EXERCISE DIRECTIONS:
Copy out the records in full, word for word, without pictures.

[Part of a data file]
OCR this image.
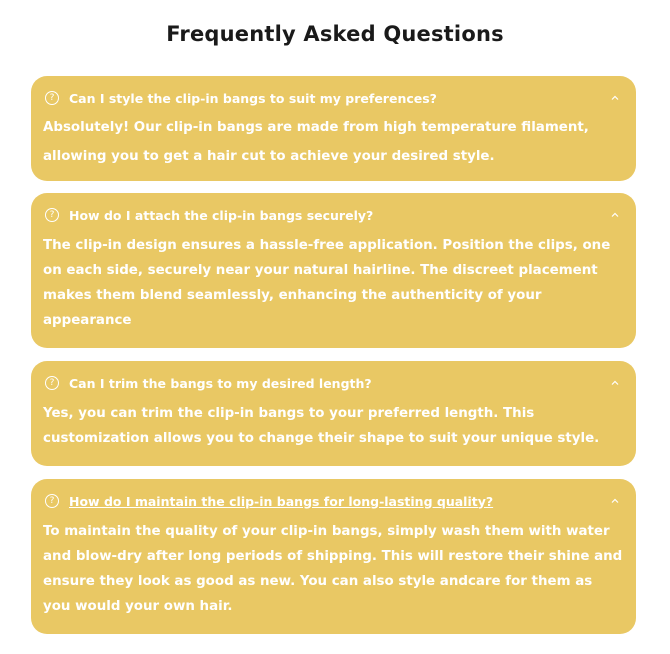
Frequently Asked Questions
?	Can I style the clip-in bangs to suit my preferences?
Absolutely! Our clip-in bangs are made from high temperature filament, allowing you to get a hair cut to achieve your desired style.
?	How do I attach the clip-in bangs securely?
The clip-in design ensures a hassle-free application. Position the clips, one on each side, securely near your natural hairline. The discreet placement makes them blend seamlessly, enhancing the authenticity of your appearance
?	Can I trim the bangs to my desired length?
Yes, you can trim the clip-in bangs to your preferred length. This customization allows you to change their shape to suit your unique style.
?	How do I maintain the clip-in bangs for long-lasting quality?
To maintain the quality of your clip-in bangs, simply wash them with water and blow-dry after long periods of shipping. This will restore their shine and ensure they look as good as new. You can also style andcare for them as you would your own hair.
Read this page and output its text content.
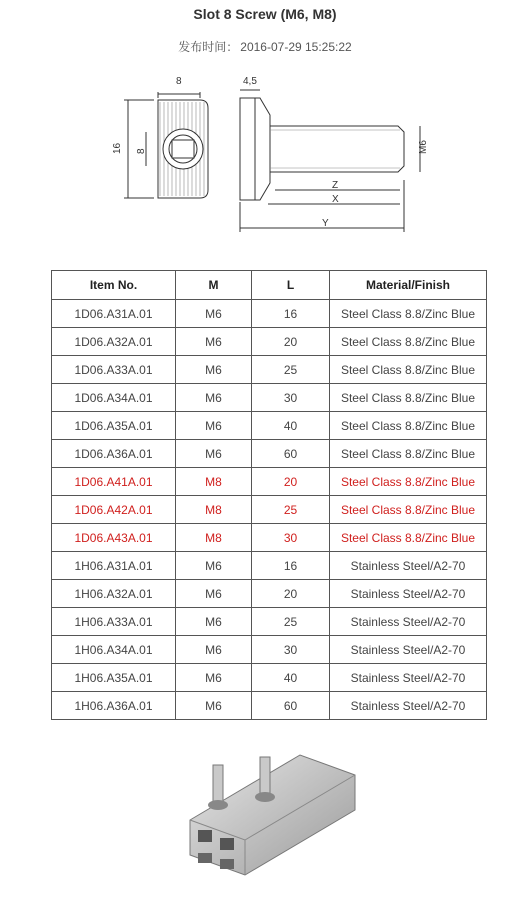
Slot 8 Screw (M6, M8)
发布时间： 2016-07-29 15:25:22
8	4,5
16 8	M6
Z
X
Y
Item No.	M	L	Material/Finish
1D06.A31A.01	M6	16	Steel Class 8.8/Zinc Blue
1D06.A32A.01	M6	20	Steel Class 8.8/Zinc Blue
1D06.A33A.01	M6	25	Steel Class 8.8/Zinc Blue
1D06.A34A.01	M6	30	Steel Class 8.8/Zinc Blue
1D06.A35A.01	M6	40	Steel Class 8.8/Zinc Blue
1D06.A36A.01	M6	60	Steel Class 8.8/Zinc Blue
1D06.A41A.01	M8	20	Steel Class 8.8/Zinc Blue
1D06.A42A.01	M8	25	Steel Class 8.8/Zinc Blue
1D06.A43A.01	M8	30	Steel Class 8.8/Zinc Blue
1H06.A31A.01	M6	16	Stainless Steel/A2-70
1H06.A32A.01	M6	20	Stainless Steel/A2-70
1H06.A33A.01	M6	25	Stainless Steel/A2-70
1H06.A34A.01	M6	30	Stainless Steel/A2-70
1H06.A35A.01	M6	40	Stainless Steel/A2-70
1H06.A36A.01	M6	60	Stainless Steel/A2-70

WRITTEN RESPONSE:
OCR this image.
Frequently Asked Questions
?	Can I style the clip-in bangs to suit my preferences?
Absolutely! Our clip-in bangs are made from high temperature filament, allowing you to get a hair cut to achieve your desired style.
?	How do I attach the clip-in bangs securely?
The clip-in design ensures a hassle-free application. Position the clips, one on each side, securely near your natural hairline. The discreet placement makes them blend seamlessly, enhancing the authenticity of your appearance
?	Can I trim the bangs to my desired length?
Yes, you can trim the clip-in bangs to your preferred length. This customization allows you to change their shape to suit your unique style.
?	How do I maintain the clip-in bangs for long-lasting quality?
To maintain the quality of your clip-in bangs, simply wash them with water and blow-dry after long periods of shipping. This will restore their shine and ensure they look as good as new. You can also style andcare for them as you would your own hair.
Read this page and output its text content.
Slot 8 Screw (M6, M8)
发布时间： 2016-07-29 15:25:22
8	4,5
16 8	M6
Z
X
Y
Item No.	M	L	Material/Finish
1D06.A31A.01	M6	16	Steel Class 8.8/Zinc Blue
1D06.A32A.01	M6	20	Steel Class 8.8/Zinc Blue
1D06.A33A.01	M6	25	Steel Class 8.8/Zinc Blue
1D06.A34A.01	M6	30	Steel Class 8.8/Zinc Blue
1D06.A35A.01	M6	40	Steel Class 8.8/Zinc Blue
1D06.A36A.01	M6	60	Steel Class 8.8/Zinc Blue
1D06.A41A.01	M8	20	Steel Class 8.8/Zinc Blue
1D06.A42A.01	M8	25	Steel Class 8.8/Zinc Blue
1D06.A43A.01	M8	30	Steel Class 8.8/Zinc Blue
1H06.A31A.01	M6	16	Stainless Steel/A2-70
1H06.A32A.01	M6	20	Stainless Steel/A2-70
1H06.A33A.01	M6	25	Stainless Steel/A2-70
1H06.A34A.01	M6	30	Stainless Steel/A2-70
1H06.A35A.01	M6	40	Stainless Steel/A2-70
1H06.A36A.01	M6	60	Stainless Steel/A2-70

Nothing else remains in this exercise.